#### [What you need to do]
Output the full listing below exactly as it reads, and skip anything that is a picture.

▼

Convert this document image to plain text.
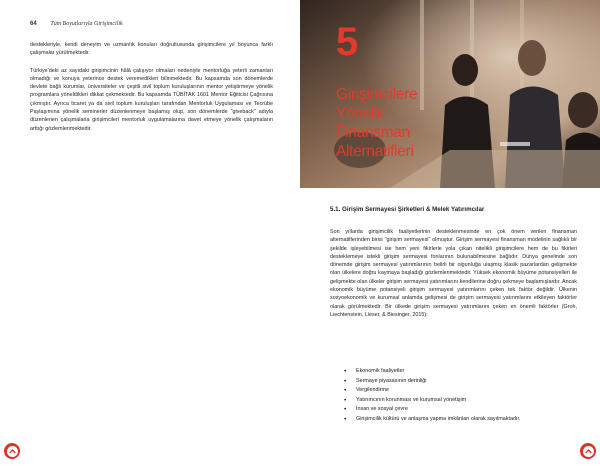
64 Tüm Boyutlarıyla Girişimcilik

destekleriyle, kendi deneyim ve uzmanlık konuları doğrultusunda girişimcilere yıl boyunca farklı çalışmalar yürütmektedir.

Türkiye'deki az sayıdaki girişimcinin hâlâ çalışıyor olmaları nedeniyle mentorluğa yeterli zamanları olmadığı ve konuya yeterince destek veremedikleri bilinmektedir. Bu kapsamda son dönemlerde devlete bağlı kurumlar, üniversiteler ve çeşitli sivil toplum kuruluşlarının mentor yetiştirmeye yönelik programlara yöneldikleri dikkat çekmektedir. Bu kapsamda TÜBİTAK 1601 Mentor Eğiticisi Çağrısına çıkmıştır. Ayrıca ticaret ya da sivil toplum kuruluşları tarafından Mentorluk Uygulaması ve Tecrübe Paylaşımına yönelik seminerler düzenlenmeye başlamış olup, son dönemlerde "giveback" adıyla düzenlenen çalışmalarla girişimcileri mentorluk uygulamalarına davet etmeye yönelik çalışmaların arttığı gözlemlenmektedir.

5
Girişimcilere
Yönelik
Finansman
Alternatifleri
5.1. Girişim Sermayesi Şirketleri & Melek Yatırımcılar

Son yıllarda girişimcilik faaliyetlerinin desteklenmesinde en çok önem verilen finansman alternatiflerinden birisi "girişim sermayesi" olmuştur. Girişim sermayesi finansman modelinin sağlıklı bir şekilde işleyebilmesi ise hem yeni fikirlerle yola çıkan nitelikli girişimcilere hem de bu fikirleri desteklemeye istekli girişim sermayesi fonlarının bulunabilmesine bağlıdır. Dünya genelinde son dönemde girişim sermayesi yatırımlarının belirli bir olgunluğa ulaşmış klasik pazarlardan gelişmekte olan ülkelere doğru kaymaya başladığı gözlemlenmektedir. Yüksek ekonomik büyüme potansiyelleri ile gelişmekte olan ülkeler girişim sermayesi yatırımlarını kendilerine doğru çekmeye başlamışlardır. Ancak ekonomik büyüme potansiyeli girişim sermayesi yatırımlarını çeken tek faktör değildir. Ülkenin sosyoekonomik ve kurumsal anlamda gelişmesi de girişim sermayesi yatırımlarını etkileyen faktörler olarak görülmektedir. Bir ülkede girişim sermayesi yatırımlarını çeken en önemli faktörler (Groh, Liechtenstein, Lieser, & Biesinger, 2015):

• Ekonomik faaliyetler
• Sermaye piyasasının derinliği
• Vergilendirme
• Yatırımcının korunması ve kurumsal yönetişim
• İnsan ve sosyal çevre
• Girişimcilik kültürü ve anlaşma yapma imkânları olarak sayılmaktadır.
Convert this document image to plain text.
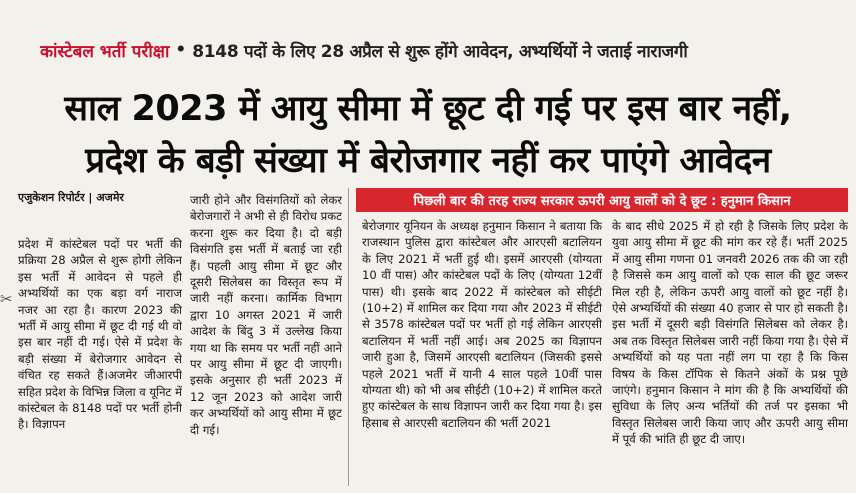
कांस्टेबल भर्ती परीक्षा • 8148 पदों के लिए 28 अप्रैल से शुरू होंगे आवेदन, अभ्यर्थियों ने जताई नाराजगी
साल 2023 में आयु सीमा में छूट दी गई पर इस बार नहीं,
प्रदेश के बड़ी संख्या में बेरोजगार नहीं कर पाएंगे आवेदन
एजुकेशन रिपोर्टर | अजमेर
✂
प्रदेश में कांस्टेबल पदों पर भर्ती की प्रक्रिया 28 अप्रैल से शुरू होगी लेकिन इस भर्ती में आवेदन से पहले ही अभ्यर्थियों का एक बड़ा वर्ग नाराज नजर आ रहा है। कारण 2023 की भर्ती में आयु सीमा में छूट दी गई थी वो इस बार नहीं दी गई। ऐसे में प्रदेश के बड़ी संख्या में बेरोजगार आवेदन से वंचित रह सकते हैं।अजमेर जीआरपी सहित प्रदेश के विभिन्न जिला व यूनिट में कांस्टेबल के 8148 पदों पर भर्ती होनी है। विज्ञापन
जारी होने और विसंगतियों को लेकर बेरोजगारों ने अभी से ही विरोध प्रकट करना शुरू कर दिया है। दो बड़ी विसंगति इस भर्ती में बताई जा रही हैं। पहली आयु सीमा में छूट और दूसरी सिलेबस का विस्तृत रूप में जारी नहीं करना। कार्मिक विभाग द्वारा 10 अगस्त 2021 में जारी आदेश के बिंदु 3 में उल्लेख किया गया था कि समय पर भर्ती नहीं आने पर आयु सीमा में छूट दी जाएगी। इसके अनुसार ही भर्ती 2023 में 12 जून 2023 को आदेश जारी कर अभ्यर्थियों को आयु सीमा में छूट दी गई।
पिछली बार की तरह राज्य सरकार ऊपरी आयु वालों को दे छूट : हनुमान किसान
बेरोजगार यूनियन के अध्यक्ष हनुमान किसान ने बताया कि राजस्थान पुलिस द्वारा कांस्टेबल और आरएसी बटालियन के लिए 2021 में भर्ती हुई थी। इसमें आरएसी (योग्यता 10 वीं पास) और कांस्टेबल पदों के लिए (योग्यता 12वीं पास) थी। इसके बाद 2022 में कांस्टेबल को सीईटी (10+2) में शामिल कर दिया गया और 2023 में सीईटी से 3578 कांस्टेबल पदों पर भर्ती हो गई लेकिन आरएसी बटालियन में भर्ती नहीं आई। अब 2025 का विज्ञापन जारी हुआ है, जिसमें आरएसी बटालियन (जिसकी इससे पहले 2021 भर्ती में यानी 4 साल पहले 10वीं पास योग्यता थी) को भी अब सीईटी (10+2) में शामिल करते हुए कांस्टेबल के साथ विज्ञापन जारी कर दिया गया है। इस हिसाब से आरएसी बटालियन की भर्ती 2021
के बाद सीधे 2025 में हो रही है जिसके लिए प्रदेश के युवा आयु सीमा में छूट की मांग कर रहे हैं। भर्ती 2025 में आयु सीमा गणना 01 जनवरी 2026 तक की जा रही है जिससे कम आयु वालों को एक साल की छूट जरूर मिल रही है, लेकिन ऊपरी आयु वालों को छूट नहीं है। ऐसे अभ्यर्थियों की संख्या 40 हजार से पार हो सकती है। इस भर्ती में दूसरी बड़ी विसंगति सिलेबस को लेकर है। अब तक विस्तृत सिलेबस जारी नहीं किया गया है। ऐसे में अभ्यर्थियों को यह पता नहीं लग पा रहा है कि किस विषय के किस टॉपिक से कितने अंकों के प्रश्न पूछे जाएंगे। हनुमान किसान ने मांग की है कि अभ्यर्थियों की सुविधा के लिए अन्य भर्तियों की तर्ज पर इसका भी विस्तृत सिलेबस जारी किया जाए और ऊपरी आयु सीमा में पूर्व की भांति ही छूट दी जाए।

▲

#### [Expected output]
Convert this document image to plain text.
64 Tüm Boyutlarıyla Girişimcilik

destekleriyle, kendi deneyim ve uzmanlık konuları doğrultusunda girişimcilere yıl boyunca farklı çalışmalar yürütmektedir.

Türkiye'deki az sayıdaki girişimcinin hâlâ çalışıyor olmaları nedeniyle mentorluğa yeterli zamanları olmadığı ve konuya yeterince destek veremedikleri bilinmektedir. Bu kapsamda son dönemlerde devlete bağlı kurumlar, üniversiteler ve çeşitli sivil toplum kuruluşlarının mentor yetiştirmeye yönelik programlara yöneldikleri dikkat çekmektedir. Bu kapsamda TÜBİTAK 1601 Mentor Eğiticisi Çağrısına çıkmıştır. Ayrıca ticaret ya da sivil toplum kuruluşları tarafından Mentorluk Uygulaması ve Tecrübe Paylaşımına yönelik seminerler düzenlenmeye başlamış olup, son dönemlerde "giveback" adıyla düzenlenen çalışmalarla girişimcileri mentorluk uygulamalarına davet etmeye yönelik çalışmaların arttığı gözlemlenmektedir.

5
Girişimcilere
Yönelik
Finansman
Alternatifleri
5.1. Girişim Sermayesi Şirketleri & Melek Yatırımcılar

Son yıllarda girişimcilik faaliyetlerinin desteklenmesinde en çok önem verilen finansman alternatiflerinden birisi "girişim sermayesi" olmuştur. Girişim sermayesi finansman modelinin sağlıklı bir şekilde işleyebilmesi ise hem yeni fikirlerle yola çıkan nitelikli girişimcilere hem de bu fikirleri desteklemeye istekli girişim sermayesi fonlarının bulunabilmesine bağlıdır. Dünya genelinde son dönemde girişim sermayesi yatırımlarının belirli bir olgunluğa ulaşmış klasik pazarlardan gelişmekte olan ülkelere doğru kaymaya başladığı gözlemlenmektedir. Yüksek ekonomik büyüme potansiyelleri ile gelişmekte olan ülkeler girişim sermayesi yatırımlarını kendilerine doğru çekmeye başlamışlardır. Ancak ekonomik büyüme potansiyeli girişim sermayesi yatırımlarını çeken tek faktör değildir. Ülkenin sosyoekonomik ve kurumsal anlamda gelişmesi de girişim sermayesi yatırımlarını etkileyen faktörler olarak görülmektedir. Bir ülkede girişim sermayesi yatırımlarını çeken en önemli faktörler (Groh, Liechtenstein, Lieser, & Biesinger, 2015):

• Ekonomik faaliyetler
• Sermaye piyasasının derinliği
• Vergilendirme
• Yatırımcının korunması ve kurumsal yönetişim
• İnsan ve sosyal çevre
• Girişimcilik kültürü ve anlaşma yapma imkânları olarak sayılmaktadır.
Convert this document image to plain text.
कांस्टेबल भर्ती परीक्षा • 8148 पदों के लिए 28 अप्रैल से शुरू होंगे आवेदन, अभ्यर्थियों ने जताई नाराजगी
साल 2023 में आयु सीमा में छूट दी गई पर इस बार नहीं,
प्रदेश के बड़ी संख्या में बेरोजगार नहीं कर पाएंगे आवेदन
एजुकेशन रिपोर्टर | अजमेर
✂
प्रदेश में कांस्टेबल पदों पर भर्ती की प्रक्रिया 28 अप्रैल से शुरू होगी लेकिन इस भर्ती में आवेदन से पहले ही अभ्यर्थियों का एक बड़ा वर्ग नाराज नजर आ रहा है। कारण 2023 की भर्ती में आयु सीमा में छूट दी गई थी वो इस बार नहीं दी गई। ऐसे में प्रदेश के बड़ी संख्या में बेरोजगार आवेदन से वंचित रह सकते हैं।अजमेर जीआरपी सहित प्रदेश के विभिन्न जिला व यूनिट में कांस्टेबल के 8148 पदों पर भर्ती होनी है। विज्ञापन
जारी होने और विसंगतियों को लेकर बेरोजगारों ने अभी से ही विरोध प्रकट करना शुरू कर दिया है। दो बड़ी विसंगति इस भर्ती में बताई जा रही हैं। पहली आयु सीमा में छूट और दूसरी सिलेबस का विस्तृत रूप में जारी नहीं करना। कार्मिक विभाग द्वारा 10 अगस्त 2021 में जारी आदेश के बिंदु 3 में उल्लेख किया गया था कि समय पर भर्ती नहीं आने पर आयु सीमा में छूट दी जाएगी। इसके अनुसार ही भर्ती 2023 में 12 जून 2023 को आदेश जारी कर अभ्यर्थियों को आयु सीमा में छूट दी गई।
पिछली बार की तरह राज्य सरकार ऊपरी आयु वालों को दे छूट : हनुमान किसान
बेरोजगार यूनियन के अध्यक्ष हनुमान किसान ने बताया कि राजस्थान पुलिस द्वारा कांस्टेबल और आरएसी बटालियन के लिए 2021 में भर्ती हुई थी। इसमें आरएसी (योग्यता 10 वीं पास) और कांस्टेबल पदों के लिए (योग्यता 12वीं पास) थी। इसके बाद 2022 में कांस्टेबल को सीईटी (10+2) में शामिल कर दिया गया और 2023 में सीईटी से 3578 कांस्टेबल पदों पर भर्ती हो गई लेकिन आरएसी बटालियन में भर्ती नहीं आई। अब 2025 का विज्ञापन जारी हुआ है, जिसमें आरएसी बटालियन (जिसकी इससे पहले 2021 भर्ती में यानी 4 साल पहले 10वीं पास योग्यता थी) को भी अब सीईटी (10+2) में शामिल करते हुए कांस्टेबल के साथ विज्ञापन जारी कर दिया गया है। इस हिसाब से आरएसी बटालियन की भर्ती 2021
के बाद सीधे 2025 में हो रही है जिसके लिए प्रदेश के युवा आयु सीमा में छूट की मांग कर रहे हैं। भर्ती 2025 में आयु सीमा गणना 01 जनवरी 2026 तक की जा रही है जिससे कम आयु वालों को एक साल की छूट जरूर मिल रही है, लेकिन ऊपरी आयु वालों को छूट नहीं है। ऐसे अभ्यर्थियों की संख्या 40 हजार से पार हो सकती है। इस भर्ती में दूसरी बड़ी विसंगति सिलेबस को लेकर है। अब तक विस्तृत सिलेबस जारी नहीं किया गया है। ऐसे में अभ्यर्थियों को यह पता नहीं लग पा रहा है कि किस विषय के किस टॉपिक से कितने अंकों के प्रश्न पूछे जाएंगे। हनुमान किसान ने मांग की है कि अभ्यर्थियों की सुविधा के लिए अन्य भर्तियों की तर्ज पर इसका भी विस्तृत सिलेबस जारी किया जाए और ऊपरी आयु सीमा में पूर्व की भांति ही छूट दी जाए।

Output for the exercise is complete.